> **Written exercise**:
Go through the lines below. Copy those with "konstatera".

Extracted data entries
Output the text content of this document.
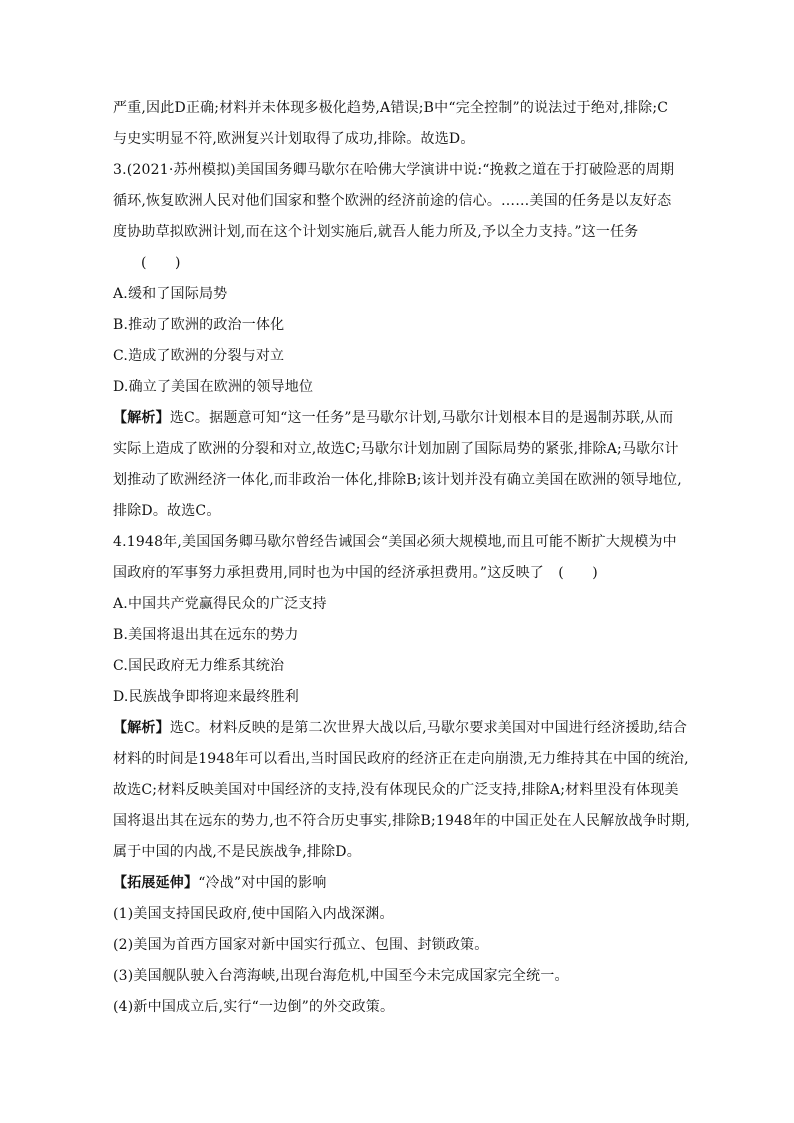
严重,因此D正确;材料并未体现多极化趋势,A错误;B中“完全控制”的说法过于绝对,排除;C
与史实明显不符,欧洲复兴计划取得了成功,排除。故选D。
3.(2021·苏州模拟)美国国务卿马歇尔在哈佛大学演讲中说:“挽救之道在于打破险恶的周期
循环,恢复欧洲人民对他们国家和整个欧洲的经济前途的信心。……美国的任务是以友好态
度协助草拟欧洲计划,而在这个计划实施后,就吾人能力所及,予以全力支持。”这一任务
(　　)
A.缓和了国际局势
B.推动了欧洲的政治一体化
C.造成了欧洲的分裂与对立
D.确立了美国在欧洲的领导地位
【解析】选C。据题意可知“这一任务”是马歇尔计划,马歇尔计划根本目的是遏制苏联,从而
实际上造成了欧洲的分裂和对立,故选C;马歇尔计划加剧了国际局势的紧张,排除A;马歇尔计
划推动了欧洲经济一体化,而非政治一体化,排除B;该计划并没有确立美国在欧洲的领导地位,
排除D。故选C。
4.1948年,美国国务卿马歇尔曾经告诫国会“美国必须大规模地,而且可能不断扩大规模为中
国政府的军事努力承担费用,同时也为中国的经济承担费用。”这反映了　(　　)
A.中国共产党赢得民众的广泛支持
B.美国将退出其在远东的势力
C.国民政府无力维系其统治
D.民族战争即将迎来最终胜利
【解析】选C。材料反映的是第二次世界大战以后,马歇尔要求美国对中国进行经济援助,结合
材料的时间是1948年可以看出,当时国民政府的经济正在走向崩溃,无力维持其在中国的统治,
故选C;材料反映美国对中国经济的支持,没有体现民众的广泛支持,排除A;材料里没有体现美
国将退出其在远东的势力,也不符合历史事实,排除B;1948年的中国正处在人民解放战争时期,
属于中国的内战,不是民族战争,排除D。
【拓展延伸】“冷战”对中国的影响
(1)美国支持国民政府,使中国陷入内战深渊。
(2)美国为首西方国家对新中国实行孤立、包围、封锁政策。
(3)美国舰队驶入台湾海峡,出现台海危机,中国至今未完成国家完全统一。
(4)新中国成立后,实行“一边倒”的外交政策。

--

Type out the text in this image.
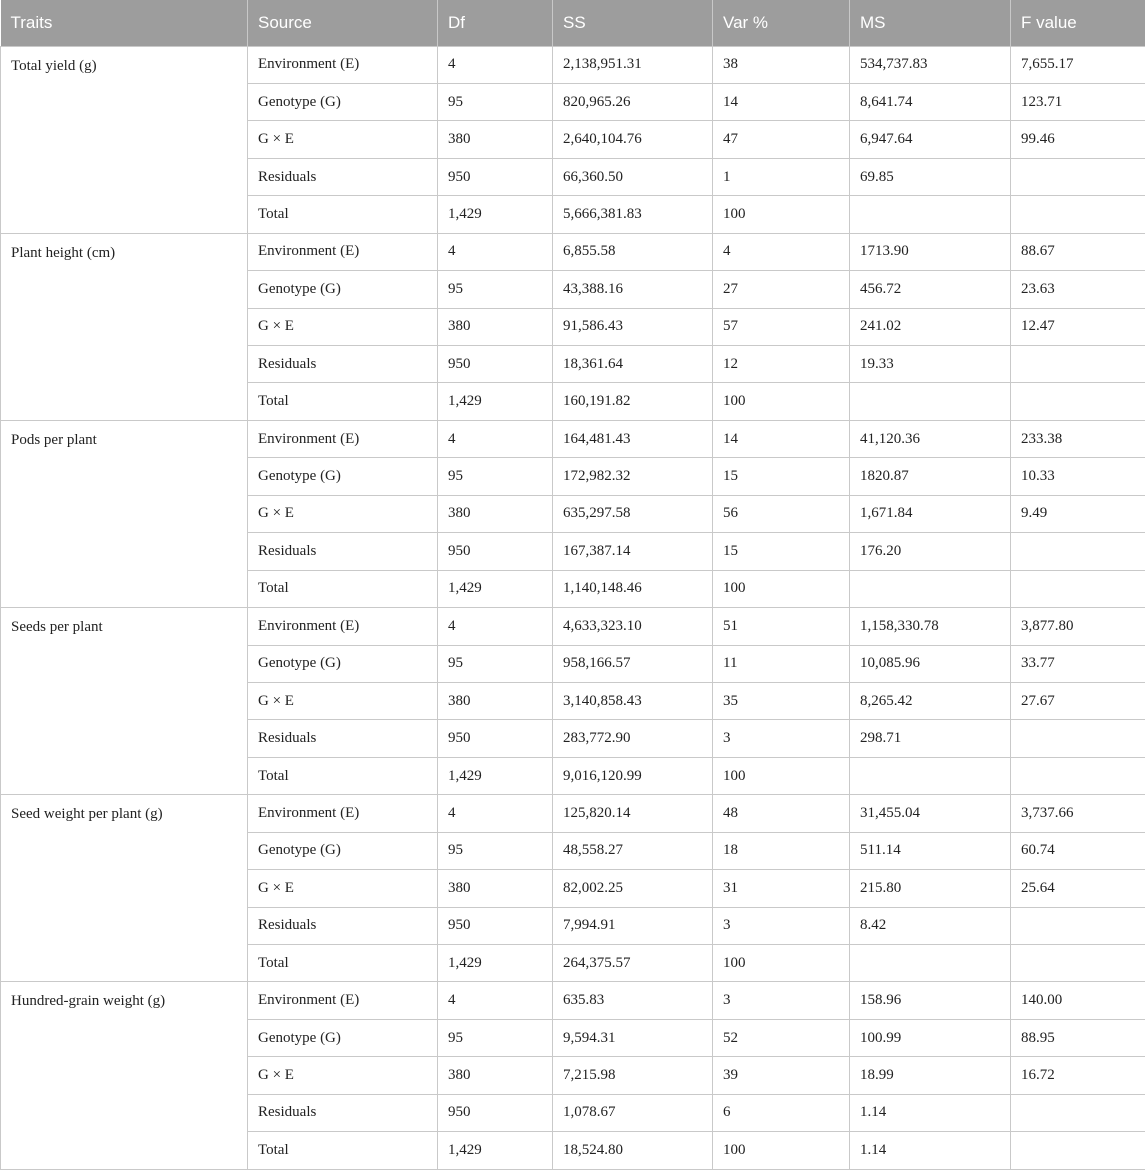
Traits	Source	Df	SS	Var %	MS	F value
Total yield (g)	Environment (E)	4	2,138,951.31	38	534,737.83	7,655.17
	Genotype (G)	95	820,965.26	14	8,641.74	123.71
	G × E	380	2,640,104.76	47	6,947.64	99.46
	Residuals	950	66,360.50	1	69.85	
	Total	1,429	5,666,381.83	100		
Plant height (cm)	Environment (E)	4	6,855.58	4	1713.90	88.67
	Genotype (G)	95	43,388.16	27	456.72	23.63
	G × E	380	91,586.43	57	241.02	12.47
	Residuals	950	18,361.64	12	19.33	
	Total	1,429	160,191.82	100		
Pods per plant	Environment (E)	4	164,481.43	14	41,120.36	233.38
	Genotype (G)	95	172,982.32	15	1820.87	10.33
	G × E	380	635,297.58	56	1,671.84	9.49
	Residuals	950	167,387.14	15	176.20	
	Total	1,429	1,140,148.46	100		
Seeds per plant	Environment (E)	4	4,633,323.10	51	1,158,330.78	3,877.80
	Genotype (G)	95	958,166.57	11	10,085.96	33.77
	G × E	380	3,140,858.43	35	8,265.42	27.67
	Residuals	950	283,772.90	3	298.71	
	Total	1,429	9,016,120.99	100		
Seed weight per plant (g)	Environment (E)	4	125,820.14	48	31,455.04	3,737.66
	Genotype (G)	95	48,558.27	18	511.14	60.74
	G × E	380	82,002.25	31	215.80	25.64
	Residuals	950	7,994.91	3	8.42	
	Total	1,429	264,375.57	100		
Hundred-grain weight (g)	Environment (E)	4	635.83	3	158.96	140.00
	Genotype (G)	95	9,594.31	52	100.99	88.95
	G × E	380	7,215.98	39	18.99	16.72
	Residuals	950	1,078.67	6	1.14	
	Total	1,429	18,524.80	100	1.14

* * *

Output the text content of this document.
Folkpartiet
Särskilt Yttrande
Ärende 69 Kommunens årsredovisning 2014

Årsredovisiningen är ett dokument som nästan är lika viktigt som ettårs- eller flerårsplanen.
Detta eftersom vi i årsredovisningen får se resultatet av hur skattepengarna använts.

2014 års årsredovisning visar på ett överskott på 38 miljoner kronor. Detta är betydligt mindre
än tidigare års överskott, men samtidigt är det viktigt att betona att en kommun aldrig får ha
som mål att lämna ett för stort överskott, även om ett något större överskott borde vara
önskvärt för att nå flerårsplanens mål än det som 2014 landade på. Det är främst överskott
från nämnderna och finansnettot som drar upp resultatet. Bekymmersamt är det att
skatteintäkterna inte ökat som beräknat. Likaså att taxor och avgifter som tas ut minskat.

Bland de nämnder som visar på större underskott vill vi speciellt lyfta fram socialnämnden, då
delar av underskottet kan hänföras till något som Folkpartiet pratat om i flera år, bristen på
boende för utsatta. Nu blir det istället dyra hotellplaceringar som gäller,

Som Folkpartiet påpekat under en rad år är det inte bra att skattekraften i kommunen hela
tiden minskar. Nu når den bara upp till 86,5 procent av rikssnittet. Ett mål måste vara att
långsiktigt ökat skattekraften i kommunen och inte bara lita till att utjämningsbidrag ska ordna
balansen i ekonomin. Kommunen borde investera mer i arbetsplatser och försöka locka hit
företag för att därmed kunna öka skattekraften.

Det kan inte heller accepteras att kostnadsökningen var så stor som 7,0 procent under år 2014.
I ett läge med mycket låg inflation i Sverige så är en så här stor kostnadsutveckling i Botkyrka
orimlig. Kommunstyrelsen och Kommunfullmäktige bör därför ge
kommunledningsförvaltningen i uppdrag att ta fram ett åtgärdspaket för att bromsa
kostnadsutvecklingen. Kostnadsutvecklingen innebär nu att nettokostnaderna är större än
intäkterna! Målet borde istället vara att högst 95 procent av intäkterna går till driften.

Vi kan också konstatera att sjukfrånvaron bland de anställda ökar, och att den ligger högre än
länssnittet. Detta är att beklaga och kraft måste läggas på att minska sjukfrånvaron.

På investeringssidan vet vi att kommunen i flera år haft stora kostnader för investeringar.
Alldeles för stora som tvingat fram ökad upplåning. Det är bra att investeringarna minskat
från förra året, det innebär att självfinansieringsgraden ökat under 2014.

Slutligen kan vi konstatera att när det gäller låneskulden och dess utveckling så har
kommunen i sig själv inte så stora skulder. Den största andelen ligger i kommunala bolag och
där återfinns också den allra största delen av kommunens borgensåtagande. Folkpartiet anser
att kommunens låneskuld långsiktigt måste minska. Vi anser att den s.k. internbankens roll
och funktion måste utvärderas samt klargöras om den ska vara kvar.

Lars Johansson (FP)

> **Correct response**:
Vi kan också konstatera att sjukfrånvaron bland de anställda ökar, och att den ligger högre än
Slutligen kan vi konstatera att när det gäller låneskulden och dess utveckling så har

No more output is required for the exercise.